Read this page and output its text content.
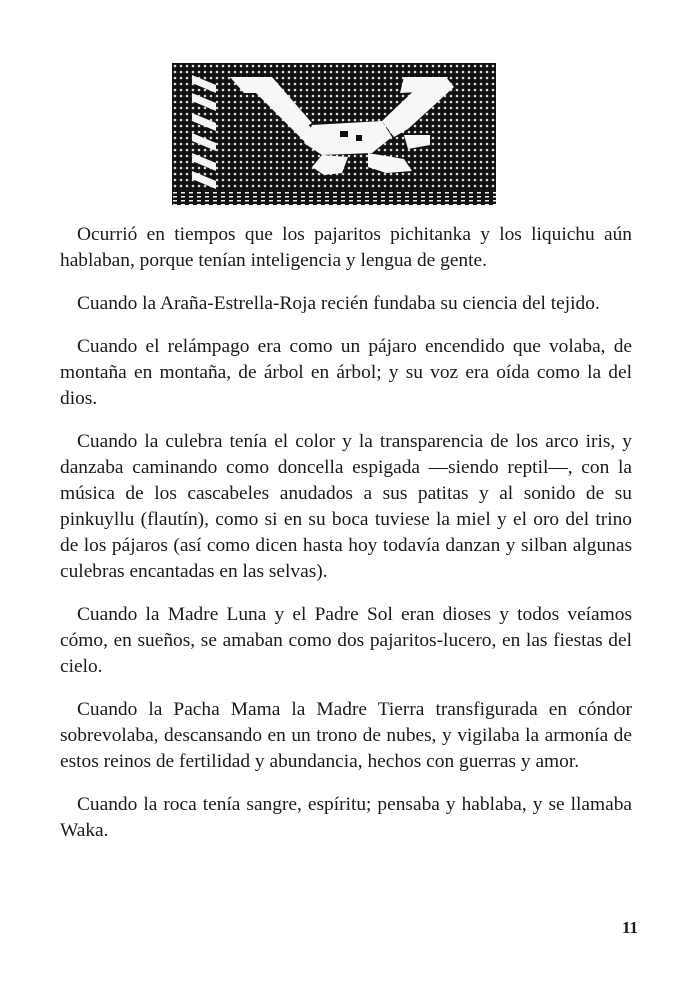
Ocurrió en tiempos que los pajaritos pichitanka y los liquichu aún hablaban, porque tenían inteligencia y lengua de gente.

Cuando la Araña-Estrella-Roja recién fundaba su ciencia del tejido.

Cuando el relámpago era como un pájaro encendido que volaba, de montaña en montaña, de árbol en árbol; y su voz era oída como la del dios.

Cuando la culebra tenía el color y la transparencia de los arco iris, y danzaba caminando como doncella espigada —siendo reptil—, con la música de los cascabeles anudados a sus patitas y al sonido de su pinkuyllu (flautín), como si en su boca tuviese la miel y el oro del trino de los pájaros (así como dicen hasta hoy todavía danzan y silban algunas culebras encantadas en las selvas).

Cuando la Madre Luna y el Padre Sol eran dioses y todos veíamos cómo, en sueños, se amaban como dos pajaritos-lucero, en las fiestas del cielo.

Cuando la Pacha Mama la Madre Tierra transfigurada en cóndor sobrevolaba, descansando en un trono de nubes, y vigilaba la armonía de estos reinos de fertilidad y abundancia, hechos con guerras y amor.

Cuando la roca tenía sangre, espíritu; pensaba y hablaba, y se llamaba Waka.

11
--
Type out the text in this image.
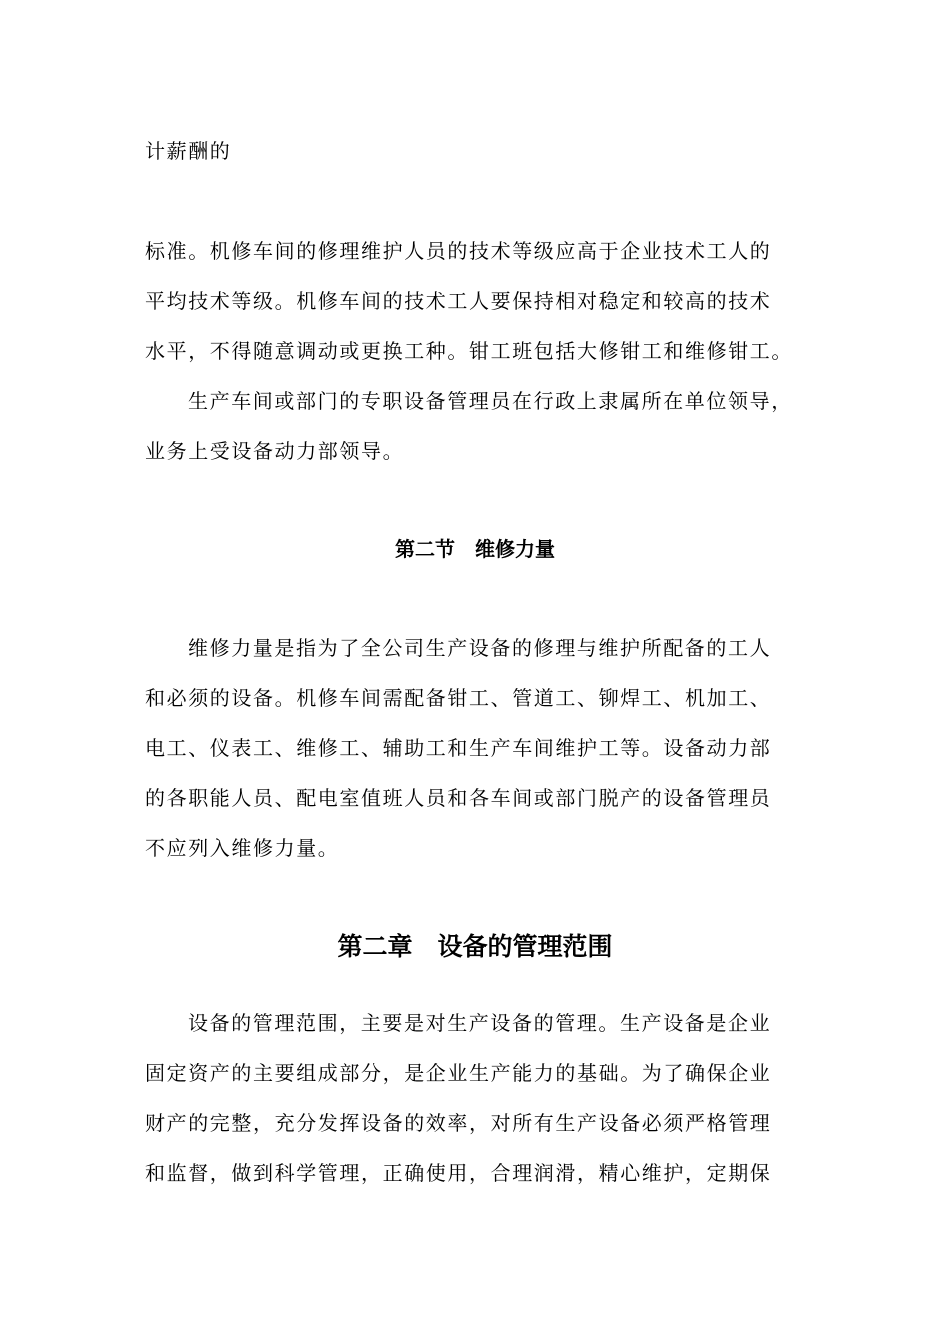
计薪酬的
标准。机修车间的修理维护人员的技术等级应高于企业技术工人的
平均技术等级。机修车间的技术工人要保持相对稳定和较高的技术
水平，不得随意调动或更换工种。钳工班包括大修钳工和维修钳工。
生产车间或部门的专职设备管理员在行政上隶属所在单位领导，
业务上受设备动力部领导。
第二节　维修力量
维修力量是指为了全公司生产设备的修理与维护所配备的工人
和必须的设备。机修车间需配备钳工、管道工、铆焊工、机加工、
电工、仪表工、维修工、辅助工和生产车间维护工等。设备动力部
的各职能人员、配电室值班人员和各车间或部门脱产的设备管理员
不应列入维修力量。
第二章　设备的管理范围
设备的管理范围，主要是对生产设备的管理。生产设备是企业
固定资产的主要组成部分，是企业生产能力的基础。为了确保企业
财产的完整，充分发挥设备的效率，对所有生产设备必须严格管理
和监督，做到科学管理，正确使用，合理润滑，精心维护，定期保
==
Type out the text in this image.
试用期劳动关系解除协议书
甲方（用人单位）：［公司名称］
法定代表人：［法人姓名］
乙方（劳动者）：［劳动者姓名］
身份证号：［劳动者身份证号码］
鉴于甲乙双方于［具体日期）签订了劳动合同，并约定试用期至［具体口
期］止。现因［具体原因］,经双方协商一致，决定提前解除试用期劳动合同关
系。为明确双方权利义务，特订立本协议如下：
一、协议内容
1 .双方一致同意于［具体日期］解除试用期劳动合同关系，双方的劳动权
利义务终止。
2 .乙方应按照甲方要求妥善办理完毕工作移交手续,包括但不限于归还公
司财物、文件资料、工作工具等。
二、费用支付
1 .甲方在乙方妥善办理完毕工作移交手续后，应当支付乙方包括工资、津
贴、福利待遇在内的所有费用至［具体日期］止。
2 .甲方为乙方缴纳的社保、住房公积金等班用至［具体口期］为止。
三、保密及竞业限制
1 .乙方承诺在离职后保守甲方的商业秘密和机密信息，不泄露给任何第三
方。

# Exercise aim:
Search the data above for the string "具体日期" and copy each line that has it.

# Result:
鉴于甲乙双方于［具体日期）签订了劳动合同，并约定试用期至［具体口
1 .双方一致同意于［具体日期］解除试用期劳动合同关系，双方的劳动权
贴、福利待遇在内的所有费用至［具体日期］止。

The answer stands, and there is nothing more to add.